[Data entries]
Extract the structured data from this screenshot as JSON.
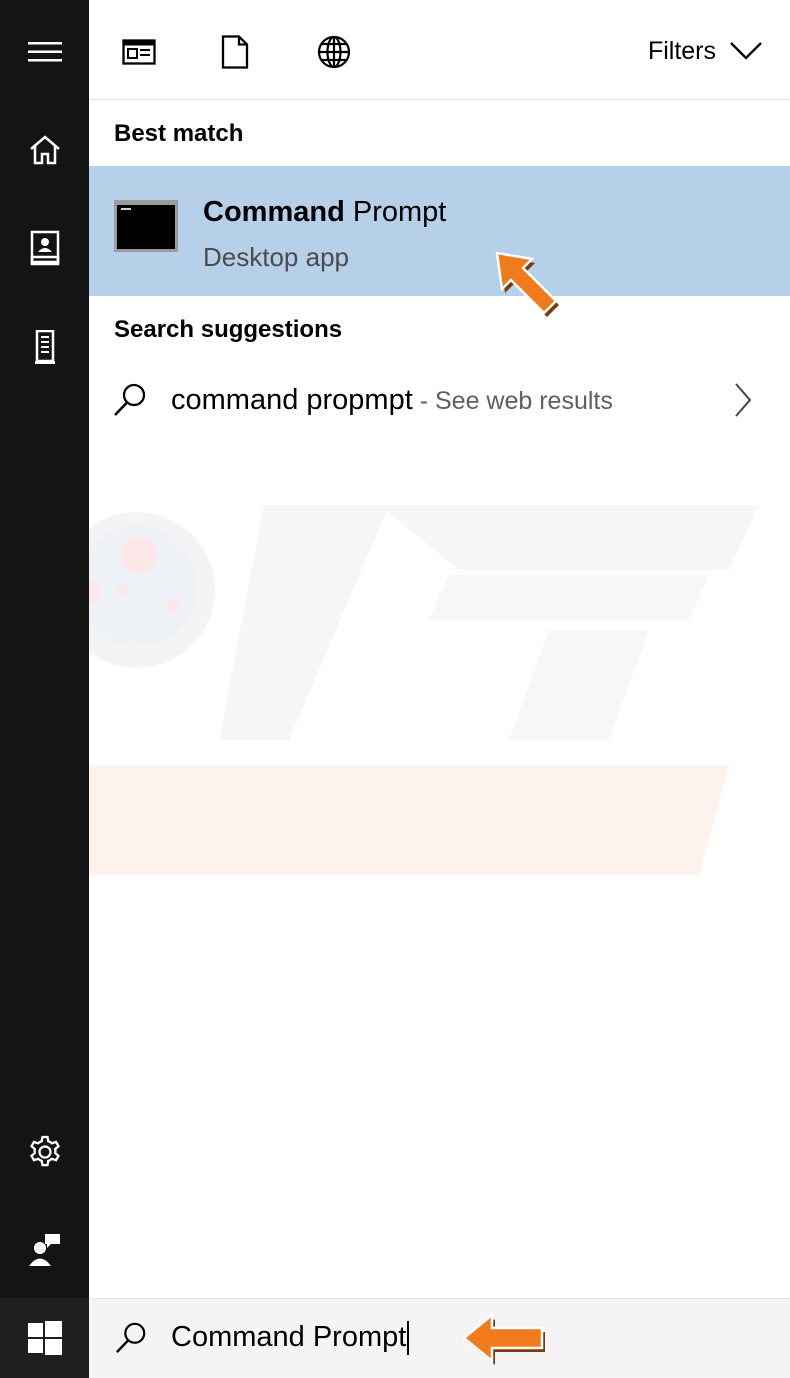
{
  "rail": {
    "items": [
      {
        "name": "menu",
        "icon": "hamburger-menu-icon"
      },
      {
        "name": "home",
        "icon": "home-icon"
      },
      {
        "name": "notebook",
        "icon": "notebook-icon"
      },
      {
        "name": "device",
        "icon": "tower-device-icon"
      }
    ],
    "bottom_items": [
      {
        "name": "settings",
        "icon": "gear-icon"
      },
      {
        "name": "feedback",
        "icon": "feedback-person-icon"
      }
    ],
    "start_icon": "windows-logo-icon"
  },
  "topbar": {
    "scopes": [
      {
        "name": "apps",
        "icon": "apps-scope-icon"
      },
      {
        "name": "documents",
        "icon": "document-icon"
      },
      {
        "name": "web",
        "icon": "globe-icon"
      }
    ],
    "filters_label": "Filters"
  },
  "best_match": {
    "heading": "Best match",
    "title_bold": "Command",
    "title_rest": " Prompt",
    "subtitle": "Desktop app",
    "icon": "command-prompt-icon",
    "highlight_color": "#b5d0e8"
  },
  "suggestions": {
    "heading": "Search suggestions",
    "items": [
      {
        "query": "command propmpt",
        "separator": " - ",
        "hint": "See web results"
      }
    ]
  },
  "search": {
    "value": "Command Prompt"
  },
  "colors": {
    "rail": "#141414",
    "annotation_arrow": "#f07a1c"
  }
}
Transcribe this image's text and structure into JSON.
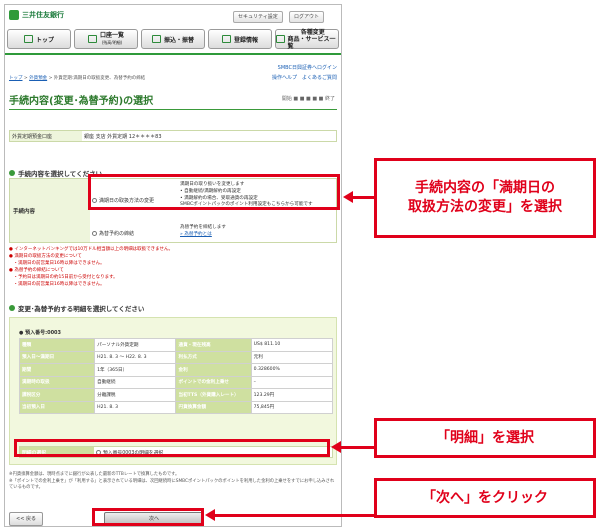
{
  "bank": {
    "name": "三井住友銀行"
  },
  "topbar": {
    "security_label": "セキュリティ設定",
    "logout_label": "ログアウト"
  },
  "nav": [
    {
      "label": "トップ",
      "sub": ""
    },
    {
      "label": "口座一覧",
      "sub": "(残高/明細)"
    },
    {
      "label": "振込・振替",
      "sub": ""
    },
    {
      "label": "登録情報",
      "sub": ""
    },
    {
      "label": "各種変更",
      "sub": "商品・サービス一覧"
    }
  ],
  "links": {
    "smbc": "SMBC日興証券へログイン",
    "guide": "操作ヘルプ",
    "faq": "よくあるご質問"
  },
  "breadcrumb": {
    "top": "トップ",
    "foreign": "外貨預金",
    "current": "外貨定期:満期日の取扱変更、為替予約の締結"
  },
  "steps": "開始 ■ ■ ■ ■ ■ 終了",
  "page_title": "手続内容(変更･為替予約)の選択",
  "account": {
    "key": "外貨定期預金口座",
    "value": "銀座 支店 外貨定期 12＊＊＊＊83"
  },
  "section1": "手続内容を選択してください",
  "proc": {
    "label": "手続内容",
    "opt1": "満期日の取扱方法の変更",
    "desc1": [
      "満期日の取り扱いを変更します",
      "• 自動継続/満期解約の再設定",
      "• 満期解約の場合、受取通貨の再設定",
      "SMBCポイントパックのポイント利用設定もこちらから可能です"
    ],
    "opt2": "為替予約の締結",
    "desc2": [
      "為替予約を締結します",
      "» 為替予約とは"
    ]
  },
  "notes": [
    "● インターネットバンキングでは10万ドル相当額以上の明細は取扱できません。",
    "● 満期日の取扱方法の変更について",
    "　・満期日の前営業日16時以降はできません。",
    "● 為替予約の締結について",
    "　・予約日は満期日の約15日前から受付となります。",
    "　・満期日の前営業日16時以降はできません。"
  ],
  "section2": "変更･為替予約する明細を選択してください",
  "product": {
    "title": "● 預入番号:0003",
    "rows": [
      [
        "種類",
        "パーソナル外貨定期",
        "通貨・現在残高",
        "US$ 811.10"
      ],
      [
        "預入日～満期日",
        "H21. 8. 3 ～ H22. 8. 3",
        "利払方式",
        "元利"
      ],
      [
        "期間",
        "1年（365日）",
        "金利",
        "0.328600%"
      ],
      [
        "満期時の取扱",
        "自動継続",
        "ポイントでの金利上乗せ",
        "–"
      ],
      [
        "課税区分",
        "分離課税",
        "当初TTS（外貨購入レート）",
        "123.29円"
      ],
      [
        "当初預入日",
        "H21. 8. 3",
        "円貨換算金額",
        "75,845円"
      ]
    ],
    "select_label": "明細の選択",
    "select_value": "預入番号0003の明細を選択"
  },
  "footnotes": [
    "※円貨換算金額は、現時点までに銀行が公表した最新のTTBレートで換算したものです。",
    "※「ポイントでの金利上乗せ」が「利用する」と表示されている明細は、次回継続時にSMBCポイントパックのポイントを利用した金利の上乗せをすでにお申し込みされているものです。"
  ],
  "buttons": {
    "back": "<< 戻る",
    "next": "次へ"
  },
  "callouts": {
    "c1": "手続内容の「満期日の\n取扱方法の変更」を選択",
    "c2": "「明細」を選択",
    "c3": "「次へ」をクリック"
  },
  "colors": {
    "accent": "#e0001a",
    "brand": "#2f9a3a"
  }
}
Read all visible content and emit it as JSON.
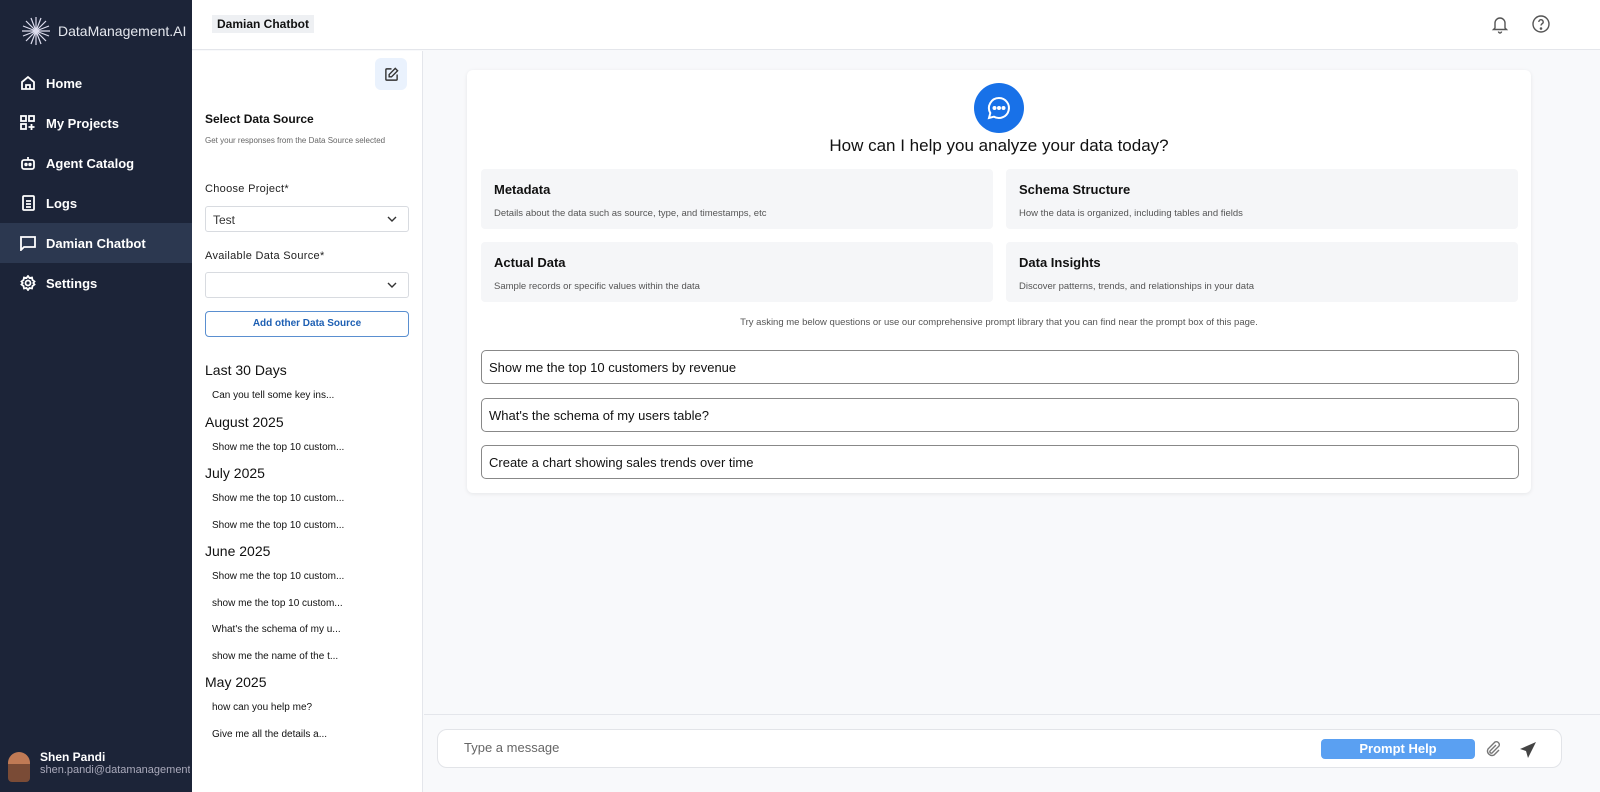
{
  "brand": "DataManagement.AI",
  "nav": [
    {
      "label": "Home",
      "icon": "home-icon"
    },
    {
      "label": "My Projects",
      "icon": "projects-icon"
    },
    {
      "label": "Agent Catalog",
      "icon": "robot-icon"
    },
    {
      "label": "Logs",
      "icon": "logs-icon"
    },
    {
      "label": "Damian Chatbot",
      "icon": "chat-icon",
      "active": true
    },
    {
      "label": "Settings",
      "icon": "gear-icon"
    }
  ],
  "user": {
    "name": "Shen Pandi",
    "email": "shen.pandi@datamanagement.ai"
  },
  "header": {
    "title": "Damian Chatbot"
  },
  "panel": {
    "title": "Select Data Source",
    "subtitle": "Get your responses from the Data Source selected",
    "project_label": "Choose Project*",
    "project_value": "Test",
    "source_label": "Available Data Source*",
    "source_value": "",
    "add_source": "Add other Data Source",
    "history": [
      {
        "heading": "Last 30 Days",
        "items": [
          "Can you tell some key ins..."
        ]
      },
      {
        "heading": "August 2025",
        "items": [
          "Show me the top 10 custom..."
        ]
      },
      {
        "heading": "July 2025",
        "items": [
          "Show me the top 10 custom...",
          "Show me the top 10 custom..."
        ]
      },
      {
        "heading": "June 2025",
        "items": [
          "Show me the top 10 custom...",
          "show me the top 10 custom...",
          "What's the schema of my u...",
          "show me the name of the t..."
        ]
      },
      {
        "heading": "May 2025",
        "items": [
          "how can you help me?",
          "Give me all the details a..."
        ]
      }
    ]
  },
  "main": {
    "title": "How can I help you analyze your data today?",
    "tiles": [
      {
        "title": "Metadata",
        "desc": "Details about the data such as source, type, and timestamps, etc"
      },
      {
        "title": "Schema Structure",
        "desc": "How the data is organized, including tables and fields"
      },
      {
        "title": "Actual Data",
        "desc": "Sample records or specific values within the data"
      },
      {
        "title": "Data Insights",
        "desc": "Discover patterns, trends, and relationships in your data"
      }
    ],
    "hint": "Try asking me below questions or use our comprehensive prompt library that you can find near the prompt box of this page.",
    "suggestions": [
      "Show me the top 10 customers by revenue",
      "What's the schema of my users table?",
      "Create a chart showing sales trends over time"
    ]
  },
  "composer": {
    "placeholder": "Type a message",
    "prompt_help": "Prompt Help"
  },
  "colors": {
    "sidebar": "#1c2438",
    "accent": "#1871e8",
    "prompt_help": "#5aa0f2"
  }
}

# Task requirements
In the records, locate each line holding the string "your" and copy it.

# Problem solution
    "subtitle": "Get your responses from the Data Source selected",
    "title": "How can I help you analyze your data today?",
        "desc": "Discover patterns, trends, and relationships in your data"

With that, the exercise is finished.